(EXERCISE PROMPT) Every entry below should be repeated exactly; the pictures should not.

###

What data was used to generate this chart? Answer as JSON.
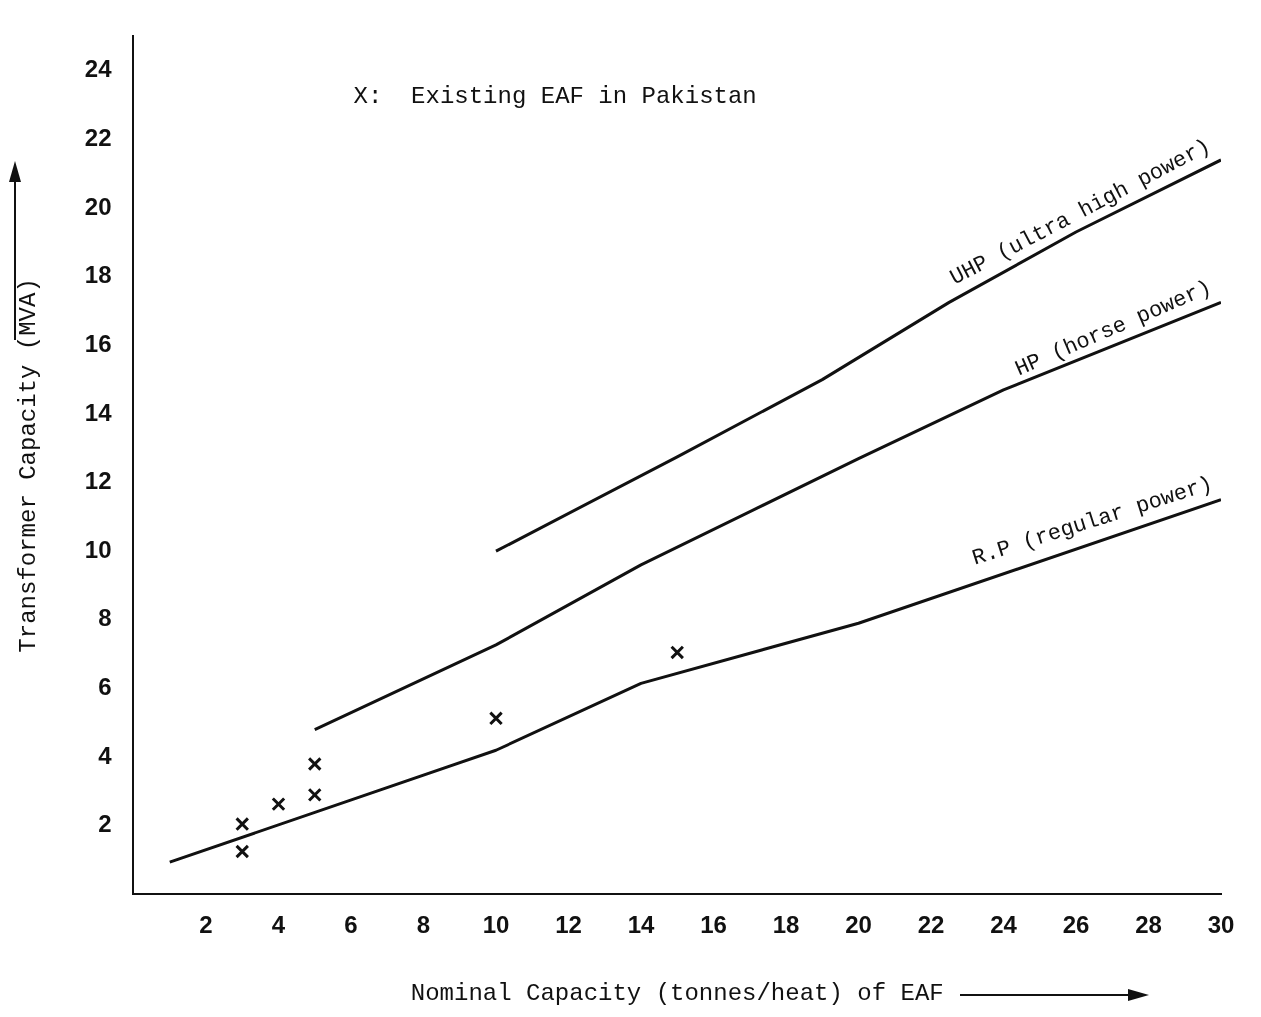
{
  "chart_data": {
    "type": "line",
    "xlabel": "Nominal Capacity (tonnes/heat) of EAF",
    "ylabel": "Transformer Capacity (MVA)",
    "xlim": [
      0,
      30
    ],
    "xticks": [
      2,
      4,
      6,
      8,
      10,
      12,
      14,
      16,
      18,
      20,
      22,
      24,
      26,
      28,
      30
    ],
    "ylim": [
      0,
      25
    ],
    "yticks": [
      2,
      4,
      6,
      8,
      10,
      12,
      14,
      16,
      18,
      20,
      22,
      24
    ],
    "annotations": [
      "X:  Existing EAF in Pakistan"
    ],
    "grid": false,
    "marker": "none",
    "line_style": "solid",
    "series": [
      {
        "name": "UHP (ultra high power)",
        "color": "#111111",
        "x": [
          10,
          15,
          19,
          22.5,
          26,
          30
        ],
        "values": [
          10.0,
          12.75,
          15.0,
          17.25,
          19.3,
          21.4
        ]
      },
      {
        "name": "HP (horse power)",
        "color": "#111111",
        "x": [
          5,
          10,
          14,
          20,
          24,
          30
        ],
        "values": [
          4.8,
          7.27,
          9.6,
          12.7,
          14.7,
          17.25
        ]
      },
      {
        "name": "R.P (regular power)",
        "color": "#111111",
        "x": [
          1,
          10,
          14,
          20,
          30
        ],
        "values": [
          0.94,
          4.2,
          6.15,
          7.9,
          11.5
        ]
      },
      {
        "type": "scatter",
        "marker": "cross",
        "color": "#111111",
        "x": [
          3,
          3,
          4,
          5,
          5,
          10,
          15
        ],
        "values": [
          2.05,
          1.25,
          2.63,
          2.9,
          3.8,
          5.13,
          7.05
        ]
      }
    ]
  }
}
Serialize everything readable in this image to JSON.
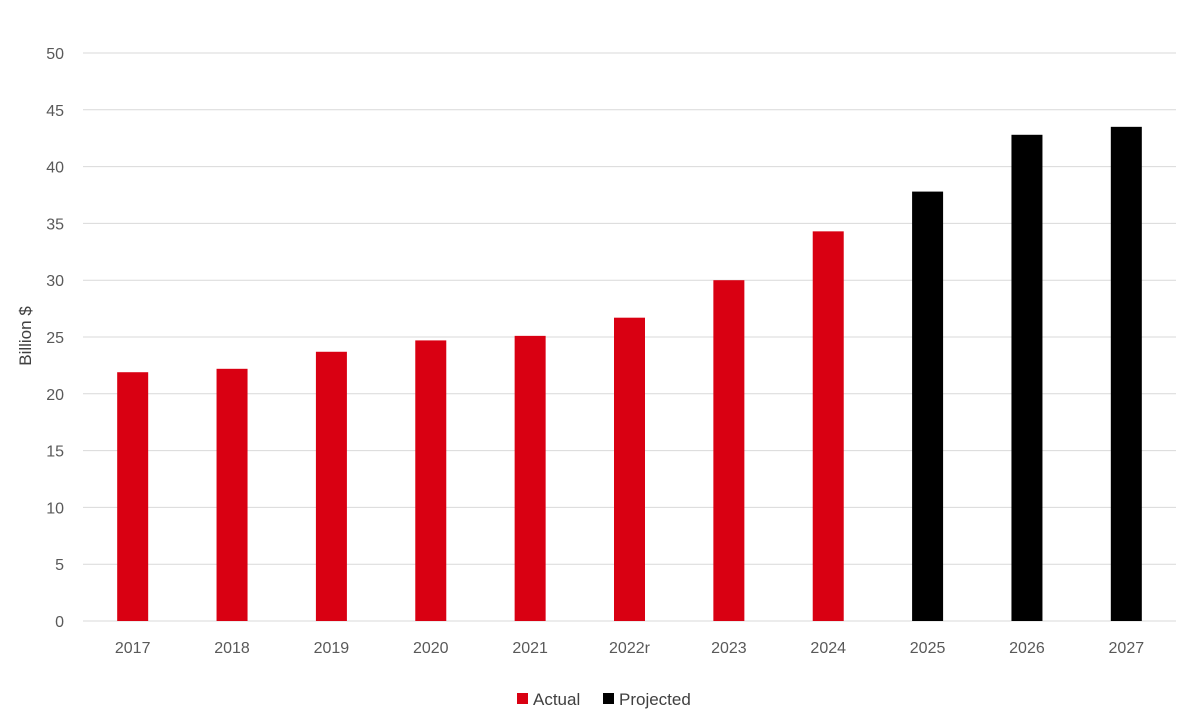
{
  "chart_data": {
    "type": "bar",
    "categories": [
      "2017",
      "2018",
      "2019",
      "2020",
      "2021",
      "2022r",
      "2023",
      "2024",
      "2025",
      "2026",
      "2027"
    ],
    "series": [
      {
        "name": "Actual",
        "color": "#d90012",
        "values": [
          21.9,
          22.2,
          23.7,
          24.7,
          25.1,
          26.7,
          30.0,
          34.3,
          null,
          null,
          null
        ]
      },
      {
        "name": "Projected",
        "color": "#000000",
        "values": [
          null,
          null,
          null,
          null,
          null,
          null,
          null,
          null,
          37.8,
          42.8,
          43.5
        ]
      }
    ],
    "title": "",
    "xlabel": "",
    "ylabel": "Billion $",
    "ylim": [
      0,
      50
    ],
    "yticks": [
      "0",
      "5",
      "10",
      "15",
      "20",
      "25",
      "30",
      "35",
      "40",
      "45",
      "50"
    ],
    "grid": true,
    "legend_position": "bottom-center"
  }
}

###

(WRITTEN ANSWER)
What data was used to generate this chart? Answer as JSON.
{
  "chart_data": {
    "type": "line",
    "xlabel": "Nominal Capacity (tonnes/heat) of EAF",
    "ylabel": "Transformer Capacity (MVA)",
    "xlim": [
      0,
      30
    ],
    "xticks": [
      2,
      4,
      6,
      8,
      10,
      12,
      14,
      16,
      18,
      20,
      22,
      24,
      26,
      28,
      30
    ],
    "ylim": [
      0,
      25
    ],
    "yticks": [
      2,
      4,
      6,
      8,
      10,
      12,
      14,
      16,
      18,
      20,
      22,
      24
    ],
    "annotations": [
      "X:  Existing EAF in Pakistan"
    ],
    "grid": false,
    "marker": "none",
    "line_style": "solid",
    "series": [
      {
        "name": "UHP (ultra high power)",
        "color": "#111111",
        "x": [
          10,
          15,
          19,
          22.5,
          26,
          30
        ],
        "values": [
          10.0,
          12.75,
          15.0,
          17.25,
          19.3,
          21.4
        ]
      },
      {
        "name": "HP (horse power)",
        "color": "#111111",
        "x": [
          5,
          10,
          14,
          20,
          24,
          30
        ],
        "values": [
          4.8,
          7.27,
          9.6,
          12.7,
          14.7,
          17.25
        ]
      },
      {
        "name": "R.P (regular power)",
        "color": "#111111",
        "x": [
          1,
          10,
          14,
          20,
          30
        ],
        "values": [
          0.94,
          4.2,
          6.15,
          7.9,
          11.5
        ]
      },
      {
        "type": "scatter",
        "marker": "cross",
        "color": "#111111",
        "x": [
          3,
          3,
          4,
          5,
          5,
          10,
          15
        ],
        "values": [
          2.05,
          1.25,
          2.63,
          2.9,
          3.8,
          5.13,
          7.05
        ]
      }
    ]
  }
}
Serialize everything readable in this image to JSON.
{
  "chart_data": {
    "type": "bar",
    "categories": [
      "2017",
      "2018",
      "2019",
      "2020",
      "2021",
      "2022r",
      "2023",
      "2024",
      "2025",
      "2026",
      "2027"
    ],
    "series": [
      {
        "name": "Actual",
        "color": "#d90012",
        "values": [
          21.9,
          22.2,
          23.7,
          24.7,
          25.1,
          26.7,
          30.0,
          34.3,
          null,
          null,
          null
        ]
      },
      {
        "name": "Projected",
        "color": "#000000",
        "values": [
          null,
          null,
          null,
          null,
          null,
          null,
          null,
          null,
          37.8,
          42.8,
          43.5
        ]
      }
    ],
    "title": "",
    "xlabel": "",
    "ylabel": "Billion $",
    "ylim": [
      0,
      50
    ],
    "yticks": [
      "0",
      "5",
      "10",
      "15",
      "20",
      "25",
      "30",
      "35",
      "40",
      "45",
      "50"
    ],
    "grid": true,
    "legend_position": "bottom-center"
  }
}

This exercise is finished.